SELECTED EXTRACT:
▼

State v. Ackerman

Decision Date13 November 1899
Citation45 A. 27,64 N.J.L. 99
PartiesSTATE v. ACKERMAN.
CourtNew Jersey Supreme Court

(Syllabus by the Court.)

Error to court of quarter sessions, Bergen county.

Albert J. Ackerman was Indicted for perjury. From an order sustaining a demurrer to a special plea, and refusal of trial by jury on such plea, defendant brings error. Reversed.

Argued June term, 1899, before MAGIE, C. J., and VAN SYCKEL and LIPPINCOTT, JJ.

Hart & Hart, for plaintiff in error.

Peter W. Stagg, for the State.

LIPPINCOTT, J. This writ of error is directed to the Bergen county court of general quarter sessions of the peace, to bring Into this court for review the record and proceedings upon a certain indictment against the plaintiff in error, as defendant therein, for perjury. The Indictment was presented in the Bergen oyer and terminer of the December term, 1899, and from that court sent to the quarter sessions for trial. A plea of not guilty was entered by the defendant in the sessions; and afterwards leave was given for a withdrawal of this plea, and the defendant tendered an oral plea of autrefois acquit. The court refused to allow such oral plea, and directed the defendant to file the plea in writing, with a verification. To this plea the prosecutor of the pleas filed a demurrer, and the defendant joined therein. The defendant demanded that the issue made by the special plea of autrefois acquit be tried by a jury. The court refused such a trial, and upon argument sustained the demurrer, but no entry of any formal judgment was made. By this writ the defendant seeks a review of these proceedings and the finding of the court.

▲

Extracted data entries:
▼

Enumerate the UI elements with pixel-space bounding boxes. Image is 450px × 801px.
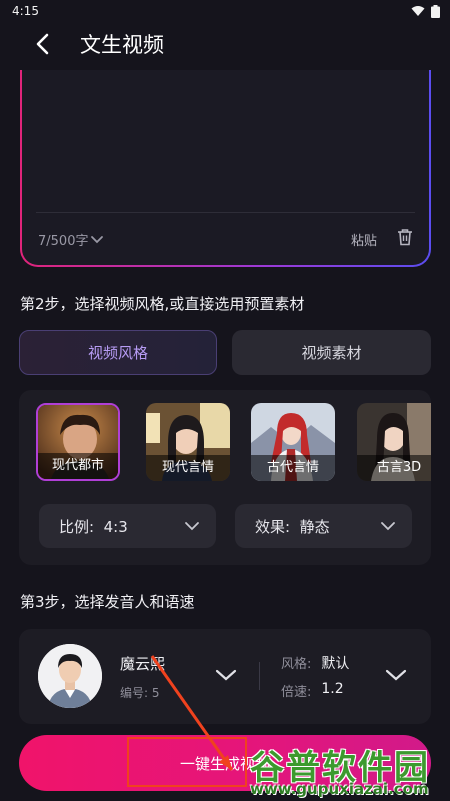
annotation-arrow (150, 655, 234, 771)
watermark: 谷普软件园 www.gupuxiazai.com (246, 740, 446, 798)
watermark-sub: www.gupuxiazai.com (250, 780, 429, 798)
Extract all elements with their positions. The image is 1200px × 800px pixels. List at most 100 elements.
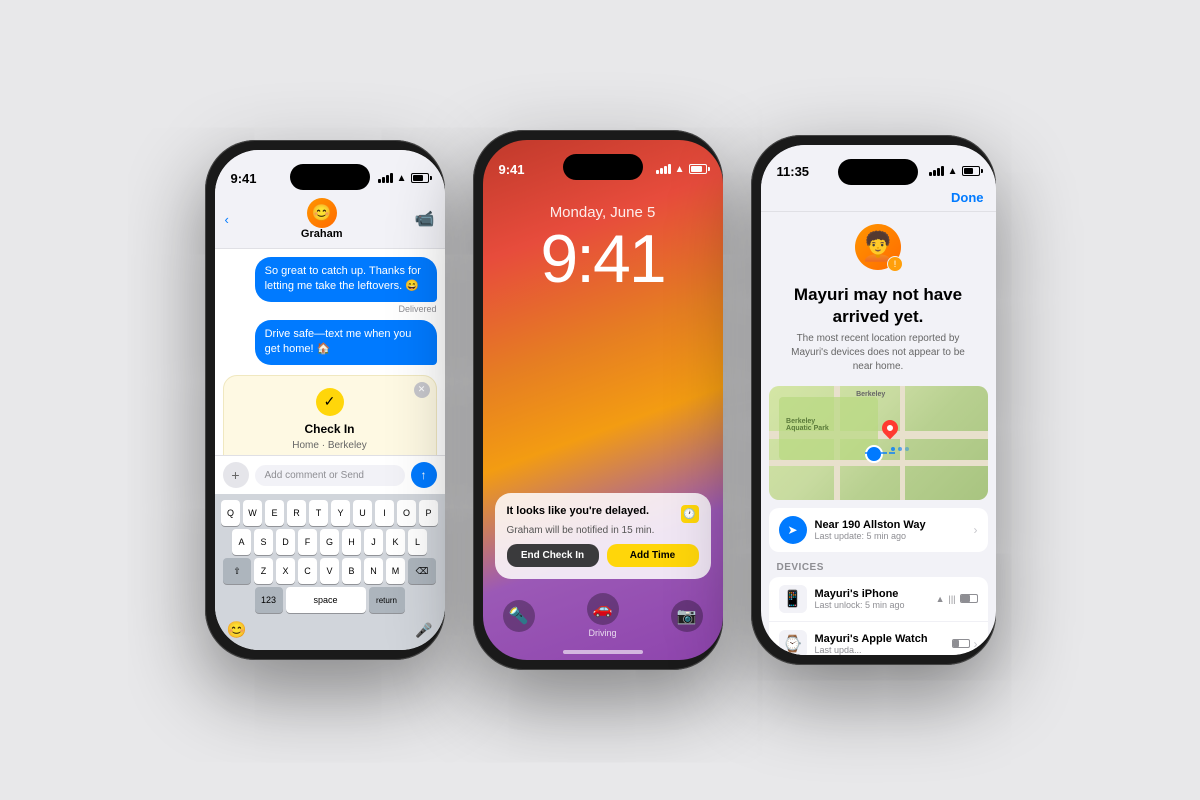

▲
▼

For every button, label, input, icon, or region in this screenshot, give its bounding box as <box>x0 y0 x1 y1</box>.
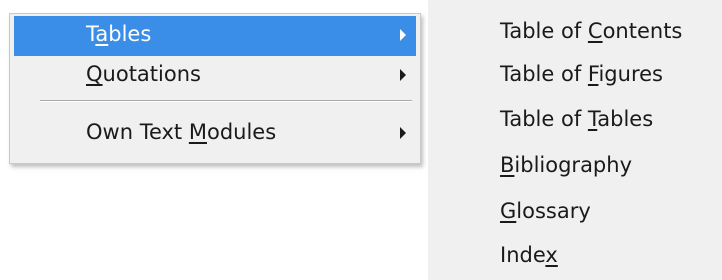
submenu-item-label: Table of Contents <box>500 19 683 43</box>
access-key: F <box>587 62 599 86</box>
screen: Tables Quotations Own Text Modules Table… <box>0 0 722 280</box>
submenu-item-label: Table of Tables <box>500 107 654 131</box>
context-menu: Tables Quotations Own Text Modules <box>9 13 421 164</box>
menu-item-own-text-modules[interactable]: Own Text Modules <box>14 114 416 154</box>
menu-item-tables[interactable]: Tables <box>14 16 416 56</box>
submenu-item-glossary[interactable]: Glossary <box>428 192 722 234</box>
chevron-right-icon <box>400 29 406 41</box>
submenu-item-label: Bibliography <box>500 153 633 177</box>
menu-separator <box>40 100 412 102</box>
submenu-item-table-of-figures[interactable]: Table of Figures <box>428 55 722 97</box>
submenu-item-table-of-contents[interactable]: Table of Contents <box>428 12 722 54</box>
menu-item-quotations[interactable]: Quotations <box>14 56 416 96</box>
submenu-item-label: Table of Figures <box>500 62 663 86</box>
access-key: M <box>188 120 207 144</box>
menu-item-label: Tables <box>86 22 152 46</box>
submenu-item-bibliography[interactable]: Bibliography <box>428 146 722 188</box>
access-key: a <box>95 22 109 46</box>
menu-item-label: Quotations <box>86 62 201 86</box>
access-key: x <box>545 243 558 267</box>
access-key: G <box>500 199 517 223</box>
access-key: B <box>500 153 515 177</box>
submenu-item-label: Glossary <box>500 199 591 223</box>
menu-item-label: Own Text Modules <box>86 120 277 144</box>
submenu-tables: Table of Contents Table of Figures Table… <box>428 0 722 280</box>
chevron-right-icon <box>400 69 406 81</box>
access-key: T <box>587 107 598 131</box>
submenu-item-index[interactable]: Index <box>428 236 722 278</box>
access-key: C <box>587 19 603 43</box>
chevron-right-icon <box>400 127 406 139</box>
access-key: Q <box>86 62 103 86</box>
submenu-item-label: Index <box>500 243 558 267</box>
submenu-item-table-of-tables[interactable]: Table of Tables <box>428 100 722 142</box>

▲

REQUIRED TASKS:
[a] Using the case report, decide whether each statement agrees with it: (i) the indictment was presented in the Bergen oyer and terminer; (ii) the court allowed the defendant's oral plea of autrefois acquit; (iii) a formal judgment was entered after the demurrer was sustained. Answer yes or no for each and quote the deciding words.
[b] Return the passage of the case report between "Albert J. Ackerman" and "brings error. Reversed.", inclusive.
[c] List every judge the case report names as hearing the argument, with each judge's title as given.
The data bears no relation to the case report.

SOLUTIONS TO EACH TASK:
[a]
(i) Yes: "The Indictment was presented in the Bergen oyer and terminer"
(ii) No: "The court refused to allow such oral plea"
(iii) No: "no entry of any formal judgment was made"

[b]
Albert J. Ackerman was Indicted for perjury. From an order sustaining a demurrer to a special plea, and refusal of trial by jury on such plea, defendant brings error. Reversed.

[c]
MAGIE, C. J.
VAN SYCKEL, J.
LIPPINCOTT, J.